_TASK OBJECTIVE_:
Where the string "SFUD" occurs in the material below, report the whole line.

+++

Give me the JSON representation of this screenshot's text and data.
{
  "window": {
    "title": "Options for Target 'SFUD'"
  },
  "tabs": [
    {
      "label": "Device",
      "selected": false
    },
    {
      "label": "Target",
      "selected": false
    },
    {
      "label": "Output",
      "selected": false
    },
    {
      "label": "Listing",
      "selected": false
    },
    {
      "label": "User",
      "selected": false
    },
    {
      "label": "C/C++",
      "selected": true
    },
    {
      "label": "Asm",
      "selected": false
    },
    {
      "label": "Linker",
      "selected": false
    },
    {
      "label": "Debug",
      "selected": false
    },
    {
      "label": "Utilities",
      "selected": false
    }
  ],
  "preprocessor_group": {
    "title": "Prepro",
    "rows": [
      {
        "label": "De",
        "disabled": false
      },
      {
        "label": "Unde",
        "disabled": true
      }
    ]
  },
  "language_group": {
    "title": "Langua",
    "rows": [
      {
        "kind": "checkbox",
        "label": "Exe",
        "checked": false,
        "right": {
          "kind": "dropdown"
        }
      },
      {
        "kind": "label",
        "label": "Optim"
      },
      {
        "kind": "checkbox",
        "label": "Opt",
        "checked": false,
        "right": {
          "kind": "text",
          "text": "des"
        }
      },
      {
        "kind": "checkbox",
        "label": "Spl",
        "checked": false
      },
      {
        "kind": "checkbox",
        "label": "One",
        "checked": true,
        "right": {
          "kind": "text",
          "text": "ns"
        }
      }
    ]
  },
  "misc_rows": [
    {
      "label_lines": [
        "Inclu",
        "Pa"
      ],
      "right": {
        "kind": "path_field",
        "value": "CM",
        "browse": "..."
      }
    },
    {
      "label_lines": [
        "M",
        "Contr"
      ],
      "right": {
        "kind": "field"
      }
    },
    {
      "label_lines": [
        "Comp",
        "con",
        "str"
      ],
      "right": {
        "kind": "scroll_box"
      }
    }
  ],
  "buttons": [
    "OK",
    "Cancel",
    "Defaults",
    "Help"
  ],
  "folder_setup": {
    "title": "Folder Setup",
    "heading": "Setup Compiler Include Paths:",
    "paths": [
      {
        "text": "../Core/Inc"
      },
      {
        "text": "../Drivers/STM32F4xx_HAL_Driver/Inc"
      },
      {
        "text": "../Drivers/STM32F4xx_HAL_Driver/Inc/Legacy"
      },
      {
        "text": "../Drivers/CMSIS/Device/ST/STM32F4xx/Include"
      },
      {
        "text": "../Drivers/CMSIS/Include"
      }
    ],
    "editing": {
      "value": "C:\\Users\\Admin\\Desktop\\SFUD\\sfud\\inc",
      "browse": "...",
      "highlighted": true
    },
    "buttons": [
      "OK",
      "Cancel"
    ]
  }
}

+++

_SOLUTION TO THIS TASK_:
    "title": "Options for Target 'SFUD'"
      "value": "C:\\Users\\Admin\\Desktop\\SFUD\\sfud\\inc",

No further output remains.